◆ Document text:
============================================================
SKIEN, NORWAY - The book was conceived on the 16th of Adar — two days after Purim — while the scroll of Esther was still alive in the author’s mind. That origin is fitting, because Wage War with Prophecy: The Purim Amalek Factor is itself an act of prophetic warfare: a scholar’s argument, assembled across decades of biblical research, that the church has systematically misunderstood one of its most powerful gifts.

Published by A Michael Hylton Har Tziyon AS, the book is the work of Skien-based author, Bible scholar, and covenant messenger Antony Hylton — a Covenant theologian whose fifty-plus published titles span biblical Hebrew, prophetic theology, and revival history. His music ministry, Qol Tziyon Covenant Messenger, has reached listeners in ninety-seven countries, making him one of Norway’s most internationally distributed independent voices in sacred music and biblical teaching.

At the centre of the book is a question that Hylton insists the charismatic church has never fully answered: what did the apostle Paul mean when he told Timothy to “wage the good warfare” with the prophecies spoken over him (1 Timothy 1:18)? The answer, Hylton argues, is disarmingly practical. A prophetic word is not a private spiritual experience to be kept in a journal. It is a declaration to be held, prayed, and deployed — a weapon against the forces that seek to silence God’s purposes in an individual life, a community, or a generation.
============================================================
◆ Problem 1: Please copy out the whole text about the book Wage War with Prophecy word for word.
◆ Problem 2: Arrange as a numbered list the lines in the listing below between the line holding "y-tick-label: 0% (86, 811, 115, 832)" and the line holding "bar-segment-ge1 (606, 757, 647, 822)", inclusive, leaving out blank lines.

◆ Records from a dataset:
============================================================
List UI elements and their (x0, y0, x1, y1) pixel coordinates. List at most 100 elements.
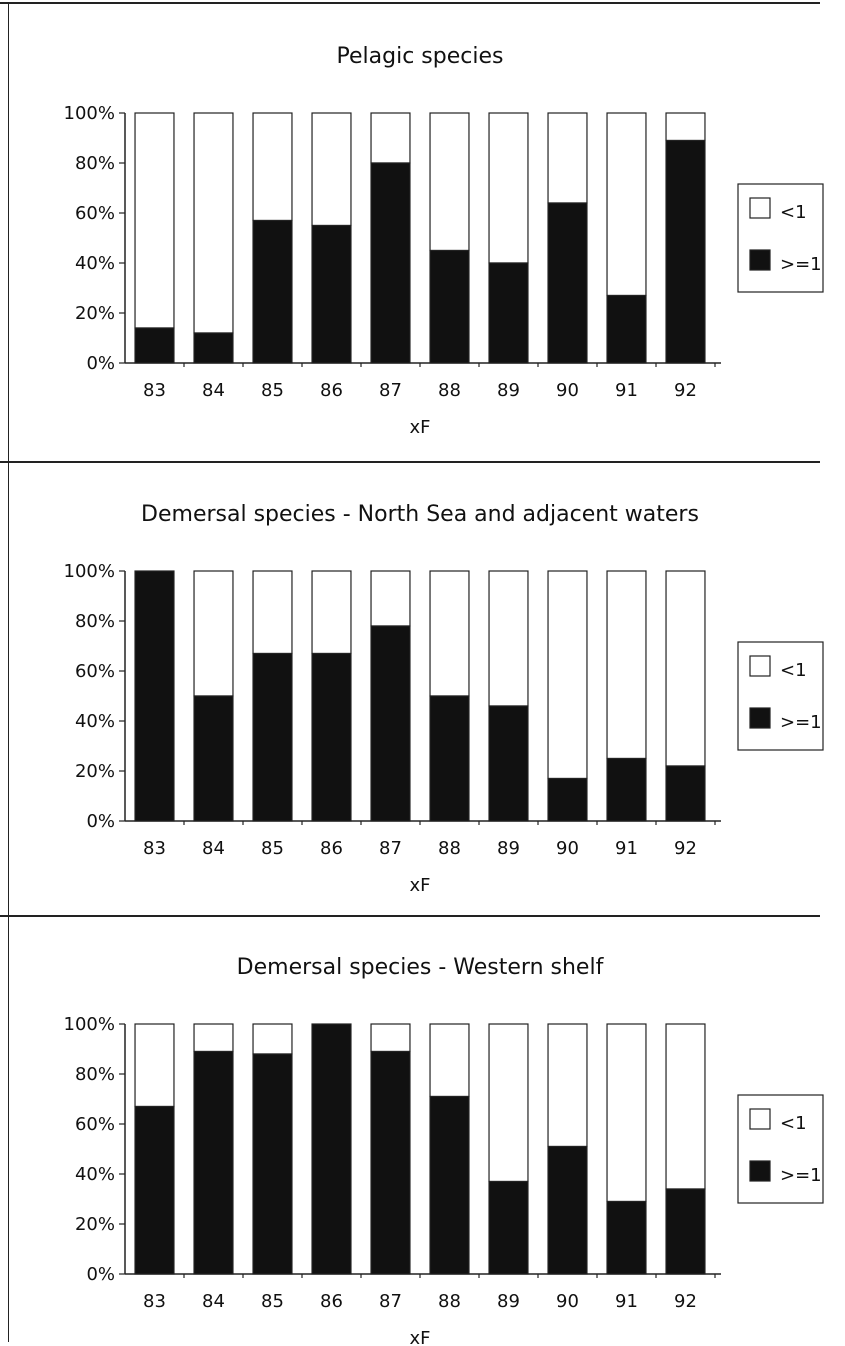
y-tick-label: 0% (86, 811, 115, 832)
x-tick-label: 85 (261, 380, 284, 401)
x-tick-label: 92 (674, 1291, 697, 1312)
x-tick-label: 88 (438, 380, 461, 401)
x-tick-label: 87 (379, 380, 402, 401)
y-tick-label: 80% (75, 153, 115, 174)
bar-segment-ge1 (606, 757, 647, 822)
bar-segment-lt1 (665, 112, 706, 142)
x-tick-label: 91 (615, 838, 638, 859)
x-axis-title: xF (409, 1328, 430, 1346)
x-tick-label: 91 (615, 1291, 638, 1312)
legend-swatch (749, 197, 771, 219)
y-tick-label: 80% (75, 1064, 115, 1085)
bar-segment-ge1 (370, 162, 411, 364)
chart-panel-demersal-western-shelf: Demersal species - Western shelf 0% 20% 40%… (0, 915, 845, 1346)
bar-segment-lt1 (193, 570, 234, 697)
bar-segment-ge1 (311, 224, 352, 364)
x-tick-label: 86 (320, 838, 343, 859)
bar-segment-ge1 (311, 652, 352, 822)
bar-segment-lt1 (252, 1023, 293, 1055)
bar-segment-lt1 (370, 570, 411, 627)
legend-swatch (749, 655, 771, 677)
bar-segment-ge1 (134, 1105, 175, 1275)
bar-segment-lt1 (370, 1023, 411, 1053)
bar-segment-ge1 (488, 1180, 529, 1275)
x-tick-label: 85 (261, 1291, 284, 1312)
y-tick-label: 40% (75, 253, 115, 274)
legend-swatch (749, 1108, 771, 1130)
bar-segment-lt1 (193, 112, 234, 334)
x-tick-label: 92 (674, 380, 697, 401)
x-tick-label: 88 (438, 838, 461, 859)
chart-svg-demersal-north-sea: Demersal species - North Sea and adjacen… (64, 502, 824, 896)
bar-segment-ge1 (665, 1188, 706, 1275)
bar-segment-ge1 (429, 695, 470, 822)
bar-segment-ge1 (606, 1200, 647, 1275)
x-tick-label: 91 (615, 380, 638, 401)
bar-segment-lt1 (488, 112, 529, 264)
x-tick-label: 88 (438, 1291, 461, 1312)
bar-segment-lt1 (311, 112, 352, 227)
legend-label: >=1 (780, 254, 822, 275)
bar-segment-ge1 (665, 139, 706, 364)
legend-label: <1 (780, 660, 807, 681)
chart-title: Pelagic species (337, 44, 504, 69)
x-tick-label: 84 (202, 838, 225, 859)
y-tick-label: 20% (75, 761, 115, 782)
bar-segment-lt1 (547, 112, 588, 204)
bar-segment-ge1 (488, 262, 529, 364)
bar-segment-lt1 (606, 1023, 647, 1203)
bar-segment-lt1 (665, 570, 706, 767)
x-axis-title: xF (409, 875, 430, 896)
legend-swatch (749, 249, 771, 271)
y-tick-label: 100% (64, 103, 115, 124)
y-tick-label: 100% (64, 1014, 115, 1035)
chart-title: Demersal species - North Sea and adjacen… (141, 502, 699, 527)
bar-segment-ge1 (547, 1145, 588, 1275)
y-tick-label: 80% (75, 611, 115, 632)
x-tick-label: 83 (143, 838, 166, 859)
bar-segment-lt1 (547, 570, 588, 780)
x-tick-label: 92 (674, 838, 697, 859)
bar-segment-lt1 (488, 570, 529, 707)
bar-segment-lt1 (547, 1023, 588, 1148)
bar-segment-ge1 (429, 1095, 470, 1275)
x-tick-label: 83 (143, 1291, 166, 1312)
bar-segment-ge1 (547, 202, 588, 364)
bar-segment-lt1 (429, 570, 470, 697)
bar-segment-ge1 (134, 570, 175, 822)
bar-segment-ge1 (193, 695, 234, 822)
x-tick-label: 90 (556, 838, 579, 859)
x-tick-label: 84 (202, 1291, 225, 1312)
bar-segment-lt1 (606, 570, 647, 760)
legend-swatch (749, 707, 771, 729)
bar-segment-ge1 (252, 1053, 293, 1275)
bar-segment-ge1 (547, 777, 588, 822)
x-tick-label: 89 (497, 380, 520, 401)
legend-label: >=1 (780, 712, 822, 733)
panel-divider-1 (0, 461, 820, 463)
bar-segment-ge1 (370, 625, 411, 822)
bar-segment-lt1 (429, 1023, 470, 1098)
y-tick-label: 0% (86, 353, 115, 374)
x-tick-label: 90 (556, 1291, 579, 1312)
x-tick-label: 83 (143, 380, 166, 401)
bar-segment-lt1 (134, 112, 175, 329)
legend-label: >=1 (780, 1165, 822, 1186)
bar-segment-lt1 (252, 112, 293, 222)
y-tick-label: 40% (75, 1164, 115, 1185)
legend-label: <1 (780, 202, 807, 223)
x-tick-label: 89 (497, 838, 520, 859)
bar-segment-ge1 (134, 327, 175, 364)
x-tick-label: 86 (320, 380, 343, 401)
y-tick-label: 40% (75, 711, 115, 732)
bar-segment-ge1 (665, 765, 706, 822)
x-tick-label: 84 (202, 380, 225, 401)
frame-left-edge (8, 2, 9, 1342)
panel-divider-top (0, 2, 820, 4)
y-tick-label: 100% (64, 561, 115, 582)
bar-segment-ge1 (311, 1023, 352, 1275)
x-tick-label: 87 (379, 1291, 402, 1312)
y-tick-label: 60% (75, 203, 115, 224)
x-tick-label: 86 (320, 1291, 343, 1312)
x-tick-label: 90 (556, 380, 579, 401)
============================================================
◆ Right answer 1:
SKIEN, NORWAY - The book was conceived on the 16th of Adar — two days after Purim — while the scroll of Esther was still alive in the author’s mind. That origin is fitting, because Wage War with Prophecy: The Purim Amalek Factor is itself an act of prophetic warfare: a scholar’s argument, assembled across decades of biblical research, that the church has systematically misunderstood one of its most powerful gifts.

Published by A Michael Hylton Har Tziyon AS, the book is the work of Skien-based author, Bible scholar, and covenant messenger Antony Hylton — a Covenant theologian whose fifty-plus published titles span biblical Hebrew, prophetic theology, and revival history. His music ministry, Qol Tziyon Covenant Messenger, has reached listeners in ninety-seven countries, making him one of Norway’s most internationally distributed independent voices in sacred music and biblical teaching.

At the centre of the book is a question that Hylton insists the charismatic church has never fully answered: what did the apostle Paul mean when he told Timothy to “wage the good warfare” with the prophecies spoken over him (1 Timothy 1:18)? The answer, Hylton argues, is disarmingly practical. A prophetic word is not a private spiritual experience to be kept in a journal. It is a declaration to be held, prayed, and deployed — a weapon against the forces that seek to silence God’s purposes in an individual life, a community, or a generation.

◆ Right answer 2:
1. y-tick-label: 0% (86, 811, 115, 832)
2. x-tick-label: 85 (261, 380, 284, 401)
3. x-tick-label: 92 (674, 1291, 697, 1312)
4. x-tick-label: 88 (438, 380, 461, 401)
5. x-tick-label: 87 (379, 380, 402, 401)
6. y-tick-label: 80% (75, 153, 115, 174)
7. bar-segment-ge1 (606, 757, 647, 822)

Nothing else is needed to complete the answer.